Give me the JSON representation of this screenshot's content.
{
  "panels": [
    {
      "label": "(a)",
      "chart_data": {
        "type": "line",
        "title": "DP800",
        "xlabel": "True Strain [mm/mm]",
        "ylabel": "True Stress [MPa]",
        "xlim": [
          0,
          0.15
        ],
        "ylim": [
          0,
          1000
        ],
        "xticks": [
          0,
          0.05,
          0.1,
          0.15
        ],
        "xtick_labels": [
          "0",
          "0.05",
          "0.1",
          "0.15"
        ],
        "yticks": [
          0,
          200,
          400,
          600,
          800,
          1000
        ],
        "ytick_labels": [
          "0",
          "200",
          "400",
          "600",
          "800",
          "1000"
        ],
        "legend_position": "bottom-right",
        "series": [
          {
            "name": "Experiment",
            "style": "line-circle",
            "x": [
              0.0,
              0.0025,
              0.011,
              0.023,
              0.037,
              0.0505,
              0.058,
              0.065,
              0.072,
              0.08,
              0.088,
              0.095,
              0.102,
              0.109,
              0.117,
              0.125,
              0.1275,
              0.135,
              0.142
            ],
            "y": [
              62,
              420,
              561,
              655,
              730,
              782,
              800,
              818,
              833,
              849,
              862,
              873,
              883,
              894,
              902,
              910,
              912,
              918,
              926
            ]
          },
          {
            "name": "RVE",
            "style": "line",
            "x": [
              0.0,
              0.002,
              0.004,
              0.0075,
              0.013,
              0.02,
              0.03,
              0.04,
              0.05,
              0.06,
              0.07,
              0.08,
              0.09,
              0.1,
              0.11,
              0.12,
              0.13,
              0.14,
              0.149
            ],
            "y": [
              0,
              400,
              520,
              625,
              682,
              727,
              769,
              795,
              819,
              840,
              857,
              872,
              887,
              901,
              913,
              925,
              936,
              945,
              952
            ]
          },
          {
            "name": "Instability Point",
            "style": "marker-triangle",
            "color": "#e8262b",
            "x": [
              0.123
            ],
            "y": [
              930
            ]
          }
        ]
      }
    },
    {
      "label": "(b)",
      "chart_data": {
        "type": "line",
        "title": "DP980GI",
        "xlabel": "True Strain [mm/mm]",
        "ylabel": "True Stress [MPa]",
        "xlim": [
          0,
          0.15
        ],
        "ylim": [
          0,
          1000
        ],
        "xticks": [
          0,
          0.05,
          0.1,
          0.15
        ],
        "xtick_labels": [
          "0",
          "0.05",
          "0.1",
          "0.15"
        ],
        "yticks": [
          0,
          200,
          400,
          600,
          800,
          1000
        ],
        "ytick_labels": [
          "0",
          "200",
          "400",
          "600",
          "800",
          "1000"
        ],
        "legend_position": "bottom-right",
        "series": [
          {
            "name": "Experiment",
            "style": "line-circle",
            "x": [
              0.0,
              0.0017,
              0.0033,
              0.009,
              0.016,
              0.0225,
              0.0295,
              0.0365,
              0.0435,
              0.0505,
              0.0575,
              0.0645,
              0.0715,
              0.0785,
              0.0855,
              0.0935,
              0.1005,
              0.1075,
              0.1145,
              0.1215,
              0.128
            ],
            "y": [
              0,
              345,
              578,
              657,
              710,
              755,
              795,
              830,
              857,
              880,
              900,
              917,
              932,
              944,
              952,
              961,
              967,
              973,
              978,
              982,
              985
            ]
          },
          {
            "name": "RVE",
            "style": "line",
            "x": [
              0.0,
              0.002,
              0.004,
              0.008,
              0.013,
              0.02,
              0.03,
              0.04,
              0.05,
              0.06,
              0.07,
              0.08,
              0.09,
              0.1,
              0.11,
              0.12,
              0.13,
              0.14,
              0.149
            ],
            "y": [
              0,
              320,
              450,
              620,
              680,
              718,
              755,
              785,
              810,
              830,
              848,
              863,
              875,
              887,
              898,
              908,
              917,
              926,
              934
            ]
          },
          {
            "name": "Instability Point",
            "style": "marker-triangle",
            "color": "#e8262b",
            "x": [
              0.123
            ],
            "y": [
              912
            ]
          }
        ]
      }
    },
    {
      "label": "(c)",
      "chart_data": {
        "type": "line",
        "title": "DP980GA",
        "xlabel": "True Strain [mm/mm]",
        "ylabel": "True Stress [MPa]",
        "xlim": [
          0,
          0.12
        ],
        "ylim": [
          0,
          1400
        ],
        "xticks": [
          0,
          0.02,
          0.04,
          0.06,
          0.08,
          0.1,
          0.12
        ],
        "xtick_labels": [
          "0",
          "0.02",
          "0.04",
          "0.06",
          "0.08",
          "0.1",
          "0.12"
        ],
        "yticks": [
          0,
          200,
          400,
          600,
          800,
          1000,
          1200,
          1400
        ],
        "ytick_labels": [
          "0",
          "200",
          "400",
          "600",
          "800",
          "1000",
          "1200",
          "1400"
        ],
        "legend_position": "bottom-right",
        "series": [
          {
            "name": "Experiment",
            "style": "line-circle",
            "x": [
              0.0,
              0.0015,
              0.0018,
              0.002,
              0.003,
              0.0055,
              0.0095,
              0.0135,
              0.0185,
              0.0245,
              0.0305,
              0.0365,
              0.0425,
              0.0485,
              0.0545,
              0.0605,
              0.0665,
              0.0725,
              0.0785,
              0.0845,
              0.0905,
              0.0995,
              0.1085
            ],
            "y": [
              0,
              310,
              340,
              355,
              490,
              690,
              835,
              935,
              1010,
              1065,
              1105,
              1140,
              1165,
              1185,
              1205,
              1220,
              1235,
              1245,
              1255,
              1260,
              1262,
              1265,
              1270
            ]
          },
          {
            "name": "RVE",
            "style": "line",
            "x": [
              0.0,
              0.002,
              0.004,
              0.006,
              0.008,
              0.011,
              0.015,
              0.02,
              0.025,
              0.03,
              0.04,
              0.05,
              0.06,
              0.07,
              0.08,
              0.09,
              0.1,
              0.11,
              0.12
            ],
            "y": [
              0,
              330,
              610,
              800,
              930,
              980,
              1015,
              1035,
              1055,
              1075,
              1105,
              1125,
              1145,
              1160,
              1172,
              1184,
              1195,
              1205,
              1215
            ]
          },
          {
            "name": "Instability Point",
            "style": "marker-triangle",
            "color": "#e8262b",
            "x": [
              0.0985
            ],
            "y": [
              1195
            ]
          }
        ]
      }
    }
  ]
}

• • •

TASK TO CARRY OUT - Make an exact copy of every entry.

SOLUTION TO THIS TASK -
Give me the JSON representation of this screenshot's content.
{
  "panels": [
    {
      "label": "(a)",
      "chart_data": {
        "type": "line",
        "title": "DP800",
        "xlabel": "True Strain [mm/mm]",
        "ylabel": "True Stress [MPa]",
        "xlim": [
          0,
          0.15
        ],
        "ylim": [
          0,
          1000
        ],
        "xticks": [
          0,
          0.05,
          0.1,
          0.15
        ],
        "xtick_labels": [
          "0",
          "0.05",
          "0.1",
          "0.15"
        ],
        "yticks": [
          0,
          200,
          400,
          600,
          800,
          1000
        ],
        "ytick_labels": [
          "0",
          "200",
          "400",
          "600",
          "800",
          "1000"
        ],
        "legend_position": "bottom-right",
        "series": [
          {
            "name": "Experiment",
            "style": "line-circle",
            "x": [
              0.0,
              0.0025,
              0.011,
              0.023,
              0.037,
              0.0505,
              0.058,
              0.065,
              0.072,
              0.08,
              0.088,
              0.095,
              0.102,
              0.109,
              0.117,
              0.125,
              0.1275,
              0.135,
              0.142
            ],
            "y": [
              62,
              420,
              561,
              655,
              730,
              782,
              800,
              818,
              833,
              849,
              862,
              873,
              883,
              894,
              902,
              910,
              912,
              918,
              926
            ]
          },
          {
            "name": "RVE",
            "style": "line",
            "x": [
              0.0,
              0.002,
              0.004,
              0.0075,
              0.013,
              0.02,
              0.03,
              0.04,
              0.05,
              0.06,
              0.07,
              0.08,
              0.09,
              0.1,
              0.11,
              0.12,
              0.13,
              0.14,
              0.149
            ],
            "y": [
              0,
              400,
              520,
              625,
              682,
              727,
              769,
              795,
              819,
              840,
              857,
              872,
              887,
              901,
              913,
              925,
              936,
              945,
              952
            ]
          },
          {
            "name": "Instability Point",
            "style": "marker-triangle",
            "color": "#e8262b",
            "x": [
              0.123
            ],
            "y": [
              930
            ]
          }
        ]
      }
    },
    {
      "label": "(b)",
      "chart_data": {
        "type": "line",
        "title": "DP980GI",
        "xlabel": "True Strain [mm/mm]",
        "ylabel": "True Stress [MPa]",
        "xlim": [
          0,
          0.15
        ],
        "ylim": [
          0,
          1000
        ],
        "xticks": [
          0,
          0.05,
          0.1,
          0.15
        ],
        "xtick_labels": [
          "0",
          "0.05",
          "0.1",
          "0.15"
        ],
        "yticks": [
          0,
          200,
          400,
          600,
          800,
          1000
        ],
        "ytick_labels": [
          "0",
          "200",
          "400",
          "600",
          "800",
          "1000"
        ],
        "legend_position": "bottom-right",
        "series": [
          {
            "name": "Experiment",
            "style": "line-circle",
            "x": [
              0.0,
              0.0017,
              0.0033,
              0.009,
              0.016,
              0.0225,
              0.0295,
              0.0365,
              0.0435,
              0.0505,
              0.0575,
              0.0645,
              0.0715,
              0.0785,
              0.0855,
              0.0935,
              0.1005,
              0.1075,
              0.1145,
              0.1215,
              0.128
            ],
            "y": [
              0,
              345,
              578,
              657,
              710,
              755,
              795,
              830,
              857,
              880,
              900,
              917,
              932,
              944,
              952,
              961,
              967,
              973,
              978,
              982,
              985
            ]
          },
          {
            "name": "RVE",
            "style": "line",
            "x": [
              0.0,
              0.002,
              0.004,
              0.008,
              0.013,
              0.02,
              0.03,
              0.04,
              0.05,
              0.06,
              0.07,
              0.08,
              0.09,
              0.1,
              0.11,
              0.12,
              0.13,
              0.14,
              0.149
            ],
            "y": [
              0,
              320,
              450,
              620,
              680,
              718,
              755,
              785,
              810,
              830,
              848,
              863,
              875,
              887,
              898,
              908,
              917,
              926,
              934
            ]
          },
          {
            "name": "Instability Point",
            "style": "marker-triangle",
            "color": "#e8262b",
            "x": [
              0.123
            ],
            "y": [
              912
            ]
          }
        ]
      }
    },
    {
      "label": "(c)",
      "chart_data": {
        "type": "line",
        "title": "DP980GA",
        "xlabel": "True Strain [mm/mm]",
        "ylabel": "True Stress [MPa]",
        "xlim": [
          0,
          0.12
        ],
        "ylim": [
          0,
          1400
        ],
        "xticks": [
          0,
          0.02,
          0.04,
          0.06,
          0.08,
          0.1,
          0.12
        ],
        "xtick_labels": [
          "0",
          "0.02",
          "0.04",
          "0.06",
          "0.08",
          "0.1",
          "0.12"
        ],
        "yticks": [
          0,
          200,
          400,
          600,
          800,
          1000,
          1200,
          1400
        ],
        "ytick_labels": [
          "0",
          "200",
          "400",
          "600",
          "800",
          "1000",
          "1200",
          "1400"
        ],
        "legend_position": "bottom-right",
        "series": [
          {
            "name": "Experiment",
            "style": "line-circle",
            "x": [
              0.0,
              0.0015,
              0.0018,
              0.002,
              0.003,
              0.0055,
              0.0095,
              0.0135,
              0.0185,
              0.0245,
              0.0305,
              0.0365,
              0.0425,
              0.0485,
              0.0545,
              0.0605,
              0.0665,
              0.0725,
              0.0785,
              0.0845,
              0.0905,
              0.0995,
              0.1085
            ],
            "y": [
              0,
              310,
              340,
              355,
              490,
              690,
              835,
              935,
              1010,
              1065,
              1105,
              1140,
              1165,
              1185,
              1205,
              1220,
              1235,
              1245,
              1255,
              1260,
              1262,
              1265,
              1270
            ]
          },
          {
            "name": "RVE",
            "style": "line",
            "x": [
              0.0,
              0.002,
              0.004,
              0.006,
              0.008,
              0.011,
              0.015,
              0.02,
              0.025,
              0.03,
              0.04,
              0.05,
              0.06,
              0.07,
              0.08,
              0.09,
              0.1,
              0.11,
              0.12
            ],
            "y": [
              0,
              330,
              610,
              800,
              930,
              980,
              1015,
              1035,
              1055,
              1075,
              1105,
              1125,
              1145,
              1160,
              1172,
              1184,
              1195,
              1205,
              1215
            ]
          },
          {
            "name": "Instability Point",
            "style": "marker-triangle",
            "color": "#e8262b",
            "x": [
              0.0985
            ],
            "y": [
              1195
            ]
          }
        ]
      }
    }
  ]
}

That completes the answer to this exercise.